» OBJETIVO:
Transcreva na íntegra todas as linhas dos itens abaixo, sem alterar nada.

**** MATERIAL DA TAREFA ****

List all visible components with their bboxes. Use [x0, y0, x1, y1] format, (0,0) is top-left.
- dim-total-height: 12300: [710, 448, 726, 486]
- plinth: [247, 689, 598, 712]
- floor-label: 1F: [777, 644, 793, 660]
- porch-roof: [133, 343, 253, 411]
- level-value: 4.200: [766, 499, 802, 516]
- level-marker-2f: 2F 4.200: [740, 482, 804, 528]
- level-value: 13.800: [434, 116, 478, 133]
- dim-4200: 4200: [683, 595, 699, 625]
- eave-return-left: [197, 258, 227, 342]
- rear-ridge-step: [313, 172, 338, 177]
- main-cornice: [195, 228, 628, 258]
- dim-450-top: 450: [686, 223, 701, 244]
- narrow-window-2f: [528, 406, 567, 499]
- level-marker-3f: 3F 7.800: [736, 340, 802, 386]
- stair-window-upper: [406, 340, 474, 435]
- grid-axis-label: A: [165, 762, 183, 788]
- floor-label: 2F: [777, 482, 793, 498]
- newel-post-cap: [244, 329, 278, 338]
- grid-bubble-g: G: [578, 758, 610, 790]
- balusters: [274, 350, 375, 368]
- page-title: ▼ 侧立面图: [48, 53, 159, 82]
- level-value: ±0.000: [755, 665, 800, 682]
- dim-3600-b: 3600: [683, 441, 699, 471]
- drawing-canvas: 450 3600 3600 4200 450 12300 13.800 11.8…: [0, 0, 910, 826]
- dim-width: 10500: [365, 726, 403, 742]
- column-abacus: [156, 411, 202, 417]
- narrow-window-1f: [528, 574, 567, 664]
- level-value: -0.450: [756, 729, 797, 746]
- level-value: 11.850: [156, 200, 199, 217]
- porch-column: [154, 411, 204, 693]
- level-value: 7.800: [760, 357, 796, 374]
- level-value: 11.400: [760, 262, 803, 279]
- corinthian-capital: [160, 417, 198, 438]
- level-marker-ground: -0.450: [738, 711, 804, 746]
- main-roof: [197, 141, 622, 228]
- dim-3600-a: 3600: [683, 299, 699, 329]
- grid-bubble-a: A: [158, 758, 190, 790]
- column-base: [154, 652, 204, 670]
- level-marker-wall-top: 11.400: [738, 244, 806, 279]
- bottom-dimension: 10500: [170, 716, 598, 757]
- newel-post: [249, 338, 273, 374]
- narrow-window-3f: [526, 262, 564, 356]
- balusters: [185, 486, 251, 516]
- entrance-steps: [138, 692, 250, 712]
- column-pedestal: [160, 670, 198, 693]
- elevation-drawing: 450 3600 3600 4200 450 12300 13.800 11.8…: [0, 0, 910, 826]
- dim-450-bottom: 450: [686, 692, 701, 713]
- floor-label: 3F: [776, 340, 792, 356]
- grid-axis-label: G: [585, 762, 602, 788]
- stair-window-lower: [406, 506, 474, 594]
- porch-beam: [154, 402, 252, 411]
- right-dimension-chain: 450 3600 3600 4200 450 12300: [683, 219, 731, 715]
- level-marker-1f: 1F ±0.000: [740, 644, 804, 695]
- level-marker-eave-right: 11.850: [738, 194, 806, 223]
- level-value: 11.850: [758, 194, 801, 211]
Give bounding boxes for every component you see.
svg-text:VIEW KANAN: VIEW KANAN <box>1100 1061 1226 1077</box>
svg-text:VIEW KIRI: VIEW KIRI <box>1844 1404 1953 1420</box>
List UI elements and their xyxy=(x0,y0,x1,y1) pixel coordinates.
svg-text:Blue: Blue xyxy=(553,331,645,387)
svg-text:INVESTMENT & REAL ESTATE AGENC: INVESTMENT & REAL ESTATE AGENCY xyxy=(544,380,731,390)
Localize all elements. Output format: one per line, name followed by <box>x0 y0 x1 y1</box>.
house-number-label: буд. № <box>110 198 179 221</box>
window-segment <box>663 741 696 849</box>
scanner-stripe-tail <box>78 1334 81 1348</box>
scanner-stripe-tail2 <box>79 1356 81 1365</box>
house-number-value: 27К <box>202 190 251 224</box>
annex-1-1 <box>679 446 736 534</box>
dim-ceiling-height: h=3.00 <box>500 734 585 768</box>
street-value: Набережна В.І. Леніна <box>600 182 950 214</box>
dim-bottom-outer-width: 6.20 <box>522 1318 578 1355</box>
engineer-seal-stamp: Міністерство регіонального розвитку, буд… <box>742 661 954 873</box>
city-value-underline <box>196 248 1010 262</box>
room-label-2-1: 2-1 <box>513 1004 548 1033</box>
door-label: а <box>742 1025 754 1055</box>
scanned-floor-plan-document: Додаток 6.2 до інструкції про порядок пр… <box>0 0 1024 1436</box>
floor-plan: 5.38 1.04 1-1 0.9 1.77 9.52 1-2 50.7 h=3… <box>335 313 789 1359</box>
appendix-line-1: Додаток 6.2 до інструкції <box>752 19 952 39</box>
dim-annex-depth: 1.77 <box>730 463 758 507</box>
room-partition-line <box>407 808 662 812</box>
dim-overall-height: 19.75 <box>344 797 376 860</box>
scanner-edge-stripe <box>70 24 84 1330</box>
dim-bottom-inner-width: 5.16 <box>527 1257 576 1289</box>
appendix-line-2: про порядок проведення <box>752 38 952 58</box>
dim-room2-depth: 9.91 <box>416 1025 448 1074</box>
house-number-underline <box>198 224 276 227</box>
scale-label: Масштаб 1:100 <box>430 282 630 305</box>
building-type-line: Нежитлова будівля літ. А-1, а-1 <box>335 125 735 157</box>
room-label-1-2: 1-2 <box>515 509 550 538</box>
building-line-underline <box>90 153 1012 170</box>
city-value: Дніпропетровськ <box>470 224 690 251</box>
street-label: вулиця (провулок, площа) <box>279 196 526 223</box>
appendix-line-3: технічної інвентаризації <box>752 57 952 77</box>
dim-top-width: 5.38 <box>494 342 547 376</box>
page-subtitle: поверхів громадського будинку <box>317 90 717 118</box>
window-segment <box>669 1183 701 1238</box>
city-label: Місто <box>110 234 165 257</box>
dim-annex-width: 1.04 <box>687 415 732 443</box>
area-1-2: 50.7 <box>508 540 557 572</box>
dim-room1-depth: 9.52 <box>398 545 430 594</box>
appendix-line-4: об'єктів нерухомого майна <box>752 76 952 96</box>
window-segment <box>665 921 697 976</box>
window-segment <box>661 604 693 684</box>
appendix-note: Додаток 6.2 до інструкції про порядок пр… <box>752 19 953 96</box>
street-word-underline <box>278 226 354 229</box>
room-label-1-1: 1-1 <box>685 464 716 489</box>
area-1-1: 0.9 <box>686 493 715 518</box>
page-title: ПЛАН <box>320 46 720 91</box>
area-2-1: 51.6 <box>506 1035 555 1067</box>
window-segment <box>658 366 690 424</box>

****

» RESPOSTA:
List all visible components with their bboxes. Use [x0, y0, x1, y1] format, (0,0) is top-left.
- dim-total-height: 12300: [710, 448, 726, 486]
- plinth: [247, 689, 598, 712]
- floor-label: 1F: [777, 644, 793, 660]
- porch-roof: [133, 343, 253, 411]
- level-value: 4.200: [766, 499, 802, 516]
- level-marker-2f: 2F 4.200: [740, 482, 804, 528]
- level-value: 13.800: [434, 116, 478, 133]
- dim-4200: 4200: [683, 595, 699, 625]
- eave-return-left: [197, 258, 227, 342]
- rear-ridge-step: [313, 172, 338, 177]
- main-cornice: [195, 228, 628, 258]
- dim-450-top: 450: [686, 223, 701, 244]
- narrow-window-2f: [528, 406, 567, 499]
- level-marker-3f: 3F 7.800: [736, 340, 802, 386]
- stair-window-upper: [406, 340, 474, 435]
- grid-axis-label: A: [165, 762, 183, 788]
- floor-label: 2F: [777, 482, 793, 498]
- newel-post-cap: [244, 329, 278, 338]
- grid-bubble-g: G: [578, 758, 610, 790]
- balusters: [274, 350, 375, 368]
- page-title: ▼ 侧立面图: [48, 53, 159, 82]
- level-value: ±0.000: [755, 665, 800, 682]
- dim-3600-b: 3600: [683, 441, 699, 471]
- drawing-canvas: 450 3600 3600 4200 450 12300 13.800 11.8…: [0, 0, 910, 826]
- dim-width: 10500: [365, 726, 403, 742]
- column-abacus: [156, 411, 202, 417]
- narrow-window-1f: [528, 574, 567, 664]
- level-value: -0.450: [756, 729, 797, 746]
- level-value: 11.850: [156, 200, 199, 217]
- porch-column: [154, 411, 204, 693]
- level-value: 7.800: [760, 357, 796, 374]
- level-value: 11.400: [760, 262, 803, 279]
- corinthian-capital: [160, 417, 198, 438]
- level-marker-ground: -0.450: [738, 711, 804, 746]
- main-roof: [197, 141, 622, 228]
- dim-3600-a: 3600: [683, 299, 699, 329]
- grid-bubble-a: A: [158, 758, 190, 790]
- column-base: [154, 652, 204, 670]
- level-marker-wall-top: 11.400: [738, 244, 806, 279]
- bottom-dimension: 10500: [170, 716, 598, 757]
- newel-post: [249, 338, 273, 374]
- narrow-window-3f: [526, 262, 564, 356]
- balusters: [185, 486, 251, 516]
- entrance-steps: [138, 692, 250, 712]
- column-pedestal: [160, 670, 198, 693]
- elevation-drawing: 450 3600 3600 4200 450 12300 13.800 11.8…: [0, 0, 910, 826]
- dim-450-bottom: 450: [686, 692, 701, 713]
- floor-label: 3F: [776, 340, 792, 356]
- grid-axis-label: G: [585, 762, 602, 788]
- stair-window-lower: [406, 506, 474, 594]
- porch-beam: [154, 402, 252, 411]
- right-dimension-chain: 450 3600 3600 4200 450 12300: [683, 219, 731, 715]
- level-marker-1f: 1F ±0.000: [740, 644, 804, 695]
- level-marker-eave-right: 11.850: [738, 194, 806, 223]
- level-value: 11.850: [758, 194, 801, 211]
Give bounding boxes for every component you see.
svg-text:VIEW KANAN: VIEW KANAN <box>1100 1061 1226 1077</box>
svg-text:VIEW KIRI: VIEW KIRI <box>1844 1404 1953 1420</box>
List UI elements and their xyxy=(x0,y0,x1,y1) pixel coordinates.
svg-text:Blue: Blue xyxy=(553,331,645,387)
svg-text:INVESTMENT & REAL ESTATE AGENC: INVESTMENT & REAL ESTATE AGENCY xyxy=(544,380,731,390)
Localize all elements. Output format: one per line, name followed by <box>x0 y0 x1 y1</box>.
house-number-label: буд. № <box>110 198 179 221</box>
window-segment <box>663 741 696 849</box>
scanner-stripe-tail <box>78 1334 81 1348</box>
scanner-stripe-tail2 <box>79 1356 81 1365</box>
house-number-value: 27К <box>202 190 251 224</box>
annex-1-1 <box>679 446 736 534</box>
dim-ceiling-height: h=3.00 <box>500 734 585 768</box>
street-value: Набережна В.І. Леніна <box>600 182 950 214</box>
dim-bottom-outer-width: 6.20 <box>522 1318 578 1355</box>
engineer-seal-stamp: Міністерство регіонального розвитку, буд… <box>742 661 954 873</box>
city-value-underline <box>196 248 1010 262</box>
room-label-2-1: 2-1 <box>513 1004 548 1033</box>
door-label: а <box>742 1025 754 1055</box>
scanned-floor-plan-document: Додаток 6.2 до інструкції про порядок пр… <box>0 0 1024 1436</box>
floor-plan: 5.38 1.04 1-1 0.9 1.77 9.52 1-2 50.7 h=3… <box>335 313 789 1359</box>
appendix-line-1: Додаток 6.2 до інструкції <box>752 19 952 39</box>
dim-annex-depth: 1.77 <box>730 463 758 507</box>
room-partition-line <box>407 808 662 812</box>
dim-overall-height: 19.75 <box>344 797 376 860</box>
scanner-edge-stripe <box>70 24 84 1330</box>
dim-bottom-inner-width: 5.16 <box>527 1257 576 1289</box>
appendix-line-2: про порядок проведення <box>752 38 952 58</box>
dim-room2-depth: 9.91 <box>416 1025 448 1074</box>
house-number-underline <box>198 224 276 227</box>
scale-label: Масштаб 1:100 <box>430 282 630 305</box>
building-type-line: Нежитлова будівля літ. А-1, а-1 <box>335 125 735 157</box>
room-label-1-2: 1-2 <box>515 509 550 538</box>
building-line-underline <box>90 153 1012 170</box>
city-value: Дніпропетровськ <box>470 224 690 251</box>
street-label: вулиця (провулок, площа) <box>279 196 526 223</box>
appendix-line-3: технічної інвентаризації <box>752 57 952 77</box>
dim-top-width: 5.38 <box>494 342 547 376</box>
page-subtitle: поверхів громадського будинку <box>317 90 717 118</box>
window-segment <box>669 1183 701 1238</box>
city-label: Місто <box>110 234 165 257</box>
dim-annex-width: 1.04 <box>687 415 732 443</box>
area-1-2: 50.7 <box>508 540 557 572</box>
dim-room1-depth: 9.52 <box>398 545 430 594</box>
appendix-line-4: об'єктів нерухомого майна <box>752 76 952 96</box>
window-segment <box>665 921 697 976</box>
window-segment <box>661 604 693 684</box>
appendix-note: Додаток 6.2 до інструкції про порядок пр… <box>752 19 953 96</box>
street-word-underline <box>278 226 354 229</box>
room-label-1-1: 1-1 <box>685 464 716 489</box>
area-1-1: 0.9 <box>686 493 715 518</box>
page-title: ПЛАН <box>320 46 720 91</box>
area-2-1: 51.6 <box>506 1035 555 1067</box>
window-segment <box>658 366 690 424</box>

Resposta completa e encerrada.